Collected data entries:
▬▬▬▬▬▬

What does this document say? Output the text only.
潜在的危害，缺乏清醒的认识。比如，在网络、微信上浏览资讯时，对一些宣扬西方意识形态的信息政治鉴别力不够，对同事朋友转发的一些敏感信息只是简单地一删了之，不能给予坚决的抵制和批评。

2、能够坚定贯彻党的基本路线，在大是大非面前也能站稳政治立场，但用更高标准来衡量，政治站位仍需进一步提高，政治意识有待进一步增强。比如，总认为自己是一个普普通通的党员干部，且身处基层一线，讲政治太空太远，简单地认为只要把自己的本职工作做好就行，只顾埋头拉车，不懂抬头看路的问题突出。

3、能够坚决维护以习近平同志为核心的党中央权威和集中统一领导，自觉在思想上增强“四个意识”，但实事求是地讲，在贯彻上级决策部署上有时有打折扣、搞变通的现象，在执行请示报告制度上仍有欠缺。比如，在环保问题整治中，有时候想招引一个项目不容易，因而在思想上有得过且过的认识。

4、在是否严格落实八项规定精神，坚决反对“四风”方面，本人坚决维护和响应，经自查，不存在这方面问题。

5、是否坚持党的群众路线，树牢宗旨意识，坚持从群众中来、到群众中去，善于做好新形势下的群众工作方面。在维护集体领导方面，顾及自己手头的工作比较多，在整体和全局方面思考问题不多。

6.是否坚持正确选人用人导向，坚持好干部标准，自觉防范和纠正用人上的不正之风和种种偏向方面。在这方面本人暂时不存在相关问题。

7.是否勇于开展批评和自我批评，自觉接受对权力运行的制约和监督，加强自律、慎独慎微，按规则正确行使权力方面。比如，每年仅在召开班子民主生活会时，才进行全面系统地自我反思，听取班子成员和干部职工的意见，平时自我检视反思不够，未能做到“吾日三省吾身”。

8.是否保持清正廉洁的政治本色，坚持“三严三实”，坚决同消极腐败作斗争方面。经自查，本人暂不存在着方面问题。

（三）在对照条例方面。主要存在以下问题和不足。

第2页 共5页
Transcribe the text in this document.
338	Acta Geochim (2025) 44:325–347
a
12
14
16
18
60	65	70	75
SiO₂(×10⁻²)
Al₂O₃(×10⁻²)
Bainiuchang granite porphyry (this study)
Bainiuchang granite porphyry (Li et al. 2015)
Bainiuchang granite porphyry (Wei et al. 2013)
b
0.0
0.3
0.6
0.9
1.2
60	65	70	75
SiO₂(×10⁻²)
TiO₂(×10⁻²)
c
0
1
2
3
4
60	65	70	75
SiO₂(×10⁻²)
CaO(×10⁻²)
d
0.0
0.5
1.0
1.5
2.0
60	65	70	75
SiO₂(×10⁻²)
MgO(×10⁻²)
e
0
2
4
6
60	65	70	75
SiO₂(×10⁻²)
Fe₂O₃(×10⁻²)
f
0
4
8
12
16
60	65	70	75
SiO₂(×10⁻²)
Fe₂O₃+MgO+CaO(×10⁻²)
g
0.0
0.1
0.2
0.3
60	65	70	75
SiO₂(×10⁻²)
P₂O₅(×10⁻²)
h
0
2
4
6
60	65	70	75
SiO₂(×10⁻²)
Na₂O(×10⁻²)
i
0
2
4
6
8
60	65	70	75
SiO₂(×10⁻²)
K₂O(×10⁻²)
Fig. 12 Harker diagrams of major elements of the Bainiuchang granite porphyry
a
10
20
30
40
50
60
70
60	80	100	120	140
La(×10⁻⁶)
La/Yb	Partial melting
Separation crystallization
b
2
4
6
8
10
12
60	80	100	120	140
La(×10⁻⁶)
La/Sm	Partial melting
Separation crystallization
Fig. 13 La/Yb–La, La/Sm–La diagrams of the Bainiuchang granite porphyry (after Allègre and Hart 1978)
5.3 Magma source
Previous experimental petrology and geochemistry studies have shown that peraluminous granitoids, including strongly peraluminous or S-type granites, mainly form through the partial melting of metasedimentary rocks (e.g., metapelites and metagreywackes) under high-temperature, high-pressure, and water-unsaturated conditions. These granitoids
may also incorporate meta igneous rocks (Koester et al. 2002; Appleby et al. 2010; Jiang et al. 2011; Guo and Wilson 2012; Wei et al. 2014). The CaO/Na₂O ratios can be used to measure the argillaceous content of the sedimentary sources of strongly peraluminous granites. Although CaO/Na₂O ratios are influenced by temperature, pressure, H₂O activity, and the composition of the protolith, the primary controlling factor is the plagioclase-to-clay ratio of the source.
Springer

▬▬▬▬▬▬

Look through the material above and work out how many of its lines contain "pressure". State the number only.

2